++++ Dataset rows ++++

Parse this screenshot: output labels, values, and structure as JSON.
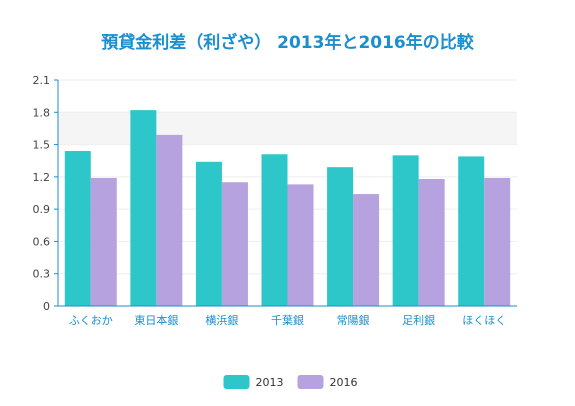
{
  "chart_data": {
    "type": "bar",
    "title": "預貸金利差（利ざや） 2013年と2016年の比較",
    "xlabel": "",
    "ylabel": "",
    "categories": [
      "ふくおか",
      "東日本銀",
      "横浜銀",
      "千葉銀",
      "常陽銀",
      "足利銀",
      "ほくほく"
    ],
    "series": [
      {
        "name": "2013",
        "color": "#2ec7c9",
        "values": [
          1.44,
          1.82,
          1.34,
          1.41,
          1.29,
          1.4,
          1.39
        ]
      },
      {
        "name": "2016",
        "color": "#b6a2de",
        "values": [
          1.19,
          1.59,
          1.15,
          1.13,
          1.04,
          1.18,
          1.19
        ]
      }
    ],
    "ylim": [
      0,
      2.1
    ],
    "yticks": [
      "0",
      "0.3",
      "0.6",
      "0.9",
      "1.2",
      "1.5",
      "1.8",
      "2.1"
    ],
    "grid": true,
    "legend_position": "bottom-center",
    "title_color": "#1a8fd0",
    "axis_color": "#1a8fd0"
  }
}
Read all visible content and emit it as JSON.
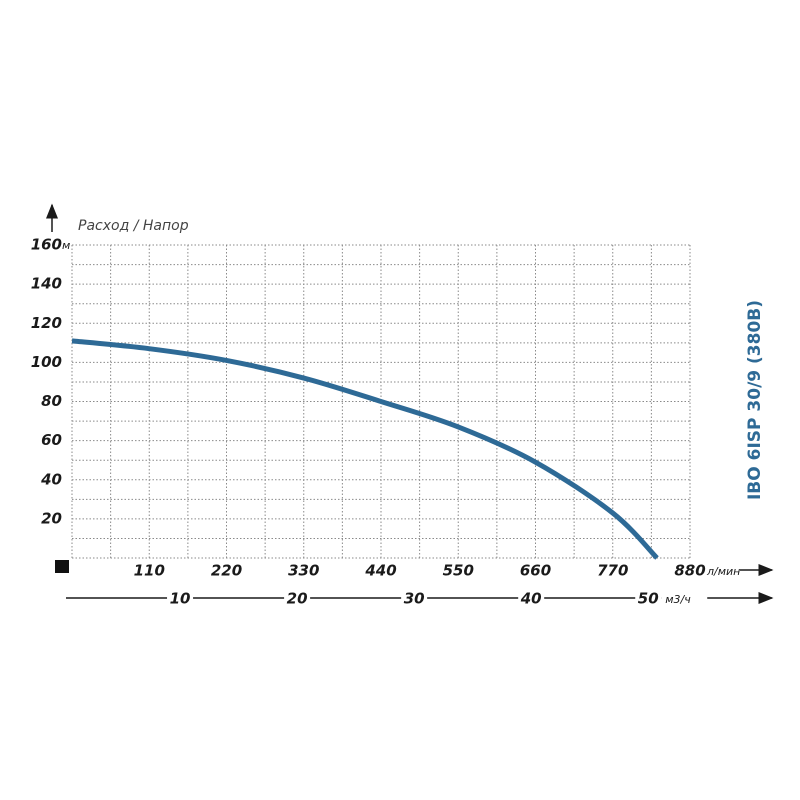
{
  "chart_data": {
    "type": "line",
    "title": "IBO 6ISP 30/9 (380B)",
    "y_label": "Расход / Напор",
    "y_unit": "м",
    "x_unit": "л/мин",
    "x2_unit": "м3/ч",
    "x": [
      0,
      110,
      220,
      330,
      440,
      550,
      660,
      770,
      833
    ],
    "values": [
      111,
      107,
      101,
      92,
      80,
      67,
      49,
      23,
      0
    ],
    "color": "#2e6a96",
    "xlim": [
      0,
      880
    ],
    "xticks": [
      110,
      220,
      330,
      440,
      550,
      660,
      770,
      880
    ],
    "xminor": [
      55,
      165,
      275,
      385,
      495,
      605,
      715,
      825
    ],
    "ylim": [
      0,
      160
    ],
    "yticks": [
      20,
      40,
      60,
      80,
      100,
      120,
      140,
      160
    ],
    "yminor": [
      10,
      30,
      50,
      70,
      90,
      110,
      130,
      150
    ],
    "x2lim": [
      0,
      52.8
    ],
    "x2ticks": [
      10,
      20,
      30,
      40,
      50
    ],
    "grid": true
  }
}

++++

» Directions for this task
Extract word for word every line from the line that contains "Read all visible content and emit it as JSON." to the final line of the data, both included, and nothing else; skip the pictures.

» Answer to the problem
Read all visible content and emit it as JSON.
{
  "chart_data": {
    "type": "line",
    "title": "IBO 6ISP 30/9 (380B)",
    "y_label": "Расход / Напор",
    "y_unit": "м",
    "x_unit": "л/мин",
    "x2_unit": "м3/ч",
    "x": [
      0,
      110,
      220,
      330,
      440,
      550,
      660,
      770,
      833
    ],
    "values": [
      111,
      107,
      101,
      92,
      80,
      67,
      49,
      23,
      0
    ],
    "color": "#2e6a96",
    "xlim": [
      0,
      880
    ],
    "xticks": [
      110,
      220,
      330,
      440,
      550,
      660,
      770,
      880
    ],
    "xminor": [
      55,
      165,
      275,
      385,
      495,
      605,
      715,
      825
    ],
    "ylim": [
      0,
      160
    ],
    "yticks": [
      20,
      40,
      60,
      80,
      100,
      120,
      140,
      160
    ],
    "yminor": [
      10,
      30,
      50,
      70,
      90,
      110,
      130,
      150
    ],
    "x2lim": [
      0,
      52.8
    ],
    "x2ticks": [
      10,
      20,
      30,
      40,
      50
    ],
    "grid": true
  }
}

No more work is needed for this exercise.